EXERCISE AIM: Repeat every record below exactly, leaving out the pictures.

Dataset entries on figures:
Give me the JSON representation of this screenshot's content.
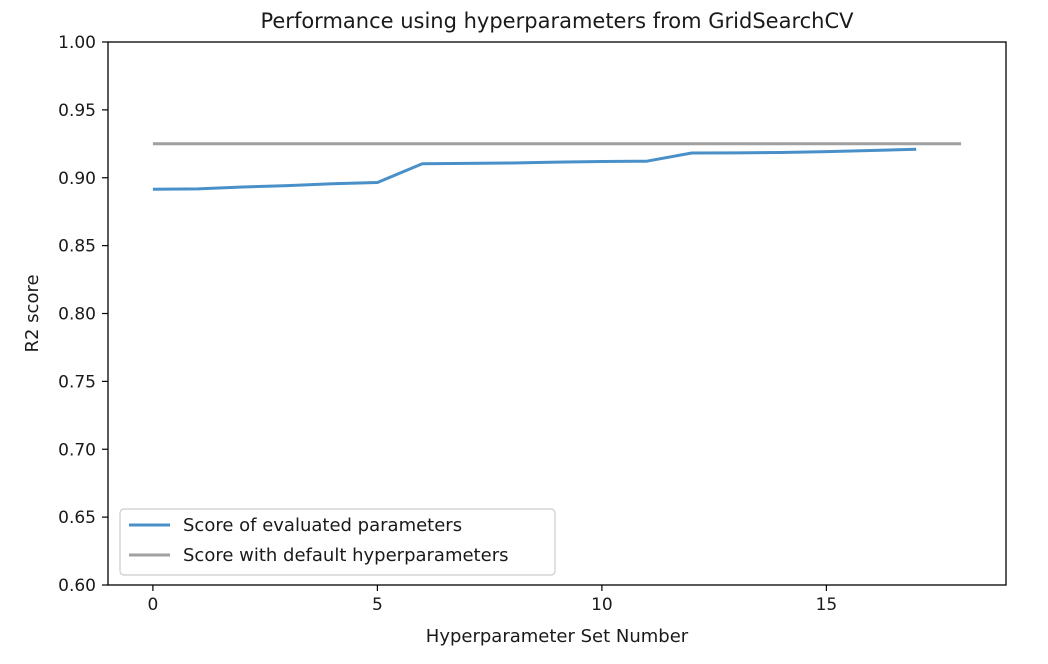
{
  "chart_data": {
    "type": "line",
    "title": "Performance using hyperparameters from GridSearchCV",
    "xlabel": "Hyperparameter Set Number",
    "ylabel": "R2 score",
    "xlim": [
      -1,
      19
    ],
    "ylim": [
      0.6,
      1.0
    ],
    "xticks": [
      0,
      5,
      10,
      15
    ],
    "xtick_labels": [
      "0",
      "5",
      "10",
      "15"
    ],
    "yticks": [
      0.6,
      0.65,
      0.7,
      0.75,
      0.8,
      0.85,
      0.9,
      0.95,
      1.0
    ],
    "ytick_labels": [
      "0.60",
      "0.65",
      "0.70",
      "0.75",
      "0.80",
      "0.85",
      "0.90",
      "0.95",
      "1.00"
    ],
    "grid": false,
    "legend_position": "lower-left",
    "series": [
      {
        "name": "Score of evaluated parameters",
        "color": "#4a90c8",
        "x": [
          0,
          1,
          2,
          3,
          4,
          5,
          6,
          7,
          8,
          9,
          10,
          11,
          12,
          13,
          14,
          15,
          16,
          17
        ],
        "values": [
          0.8915,
          0.8918,
          0.8932,
          0.8942,
          0.8956,
          0.8965,
          0.9103,
          0.9106,
          0.9109,
          0.9115,
          0.912,
          0.9122,
          0.9182,
          0.9183,
          0.9186,
          0.9193,
          0.9201,
          0.921
        ]
      },
      {
        "name": "Score with default hyperparameters",
        "color": "#a0a0a0",
        "x": [
          0,
          18
        ],
        "values": [
          0.925,
          0.925
        ]
      }
    ]
  }
}
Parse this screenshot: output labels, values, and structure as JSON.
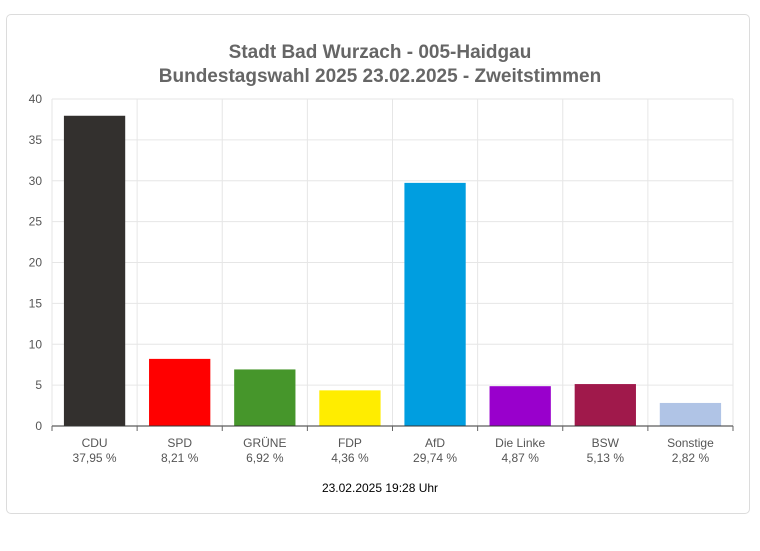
{
  "chart_data": {
    "type": "bar",
    "title": "Stadt Bad Wurzach - 005-Haidgau",
    "subtitle": "Bundestagswahl 2025 23.02.2025  - Zweitstimmen",
    "categories": [
      "CDU",
      "SPD",
      "GRÜNE",
      "FDP",
      "AfD",
      "Die Linke",
      "BSW",
      "Sonstige"
    ],
    "value_labels": [
      "37,95 %",
      "8,21 %",
      "6,92 %",
      "4,36 %",
      "29,74 %",
      "4,87 %",
      "5,13 %",
      "2,82 %"
    ],
    "values": [
      37.95,
      8.21,
      6.92,
      4.36,
      29.74,
      4.87,
      5.13,
      2.82
    ],
    "colors": [
      "#33302e",
      "#ff0000",
      "#46962b",
      "#ffed00",
      "#009ee0",
      "#9900cc",
      "#a0194b",
      "#b0c4e6"
    ],
    "ylim": [
      0,
      40
    ],
    "yticks": [
      0,
      5,
      10,
      15,
      20,
      25,
      30,
      35,
      40
    ],
    "grid": true,
    "legend": "none"
  },
  "footer": "23.02.2025 19:28 Uhr"
}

COMPLETE ANSWER:
Give me the JSON representation of this screenshot's content.
{
  "chart_data": {
    "type": "line",
    "title": "Performance using hyperparameters from GridSearchCV",
    "xlabel": "Hyperparameter Set Number",
    "ylabel": "R2 score",
    "xlim": [
      -1,
      19
    ],
    "ylim": [
      0.6,
      1.0
    ],
    "xticks": [
      0,
      5,
      10,
      15
    ],
    "xtick_labels": [
      "0",
      "5",
      "10",
      "15"
    ],
    "yticks": [
      0.6,
      0.65,
      0.7,
      0.75,
      0.8,
      0.85,
      0.9,
      0.95,
      1.0
    ],
    "ytick_labels": [
      "0.60",
      "0.65",
      "0.70",
      "0.75",
      "0.80",
      "0.85",
      "0.90",
      "0.95",
      "1.00"
    ],
    "grid": false,
    "legend_position": "lower-left",
    "series": [
      {
        "name": "Score of evaluated parameters",
        "color": "#4a90c8",
        "x": [
          0,
          1,
          2,
          3,
          4,
          5,
          6,
          7,
          8,
          9,
          10,
          11,
          12,
          13,
          14,
          15,
          16,
          17
        ],
        "values": [
          0.8915,
          0.8918,
          0.8932,
          0.8942,
          0.8956,
          0.8965,
          0.9103,
          0.9106,
          0.9109,
          0.9115,
          0.912,
          0.9122,
          0.9182,
          0.9183,
          0.9186,
          0.9193,
          0.9201,
          0.921
        ]
      },
      {
        "name": "Score with default hyperparameters",
        "color": "#a0a0a0",
        "x": [
          0,
          18
        ],
        "values": [
          0.925,
          0.925
        ]
      }
    ]
  }
}
Parse this screenshot: output labels, values, and structure as JSON.
{
  "chart_data": {
    "type": "bar",
    "title": "Stadt Bad Wurzach - 005-Haidgau",
    "subtitle": "Bundestagswahl 2025 23.02.2025  - Zweitstimmen",
    "categories": [
      "CDU",
      "SPD",
      "GRÜNE",
      "FDP",
      "AfD",
      "Die Linke",
      "BSW",
      "Sonstige"
    ],
    "value_labels": [
      "37,95 %",
      "8,21 %",
      "6,92 %",
      "4,36 %",
      "29,74 %",
      "4,87 %",
      "5,13 %",
      "2,82 %"
    ],
    "values": [
      37.95,
      8.21,
      6.92,
      4.36,
      29.74,
      4.87,
      5.13,
      2.82
    ],
    "colors": [
      "#33302e",
      "#ff0000",
      "#46962b",
      "#ffed00",
      "#009ee0",
      "#9900cc",
      "#a0194b",
      "#b0c4e6"
    ],
    "ylim": [
      0,
      40
    ],
    "yticks": [
      0,
      5,
      10,
      15,
      20,
      25,
      30,
      35,
      40
    ],
    "grid": true,
    "legend": "none"
  },
  "footer": "23.02.2025 19:28 Uhr"
}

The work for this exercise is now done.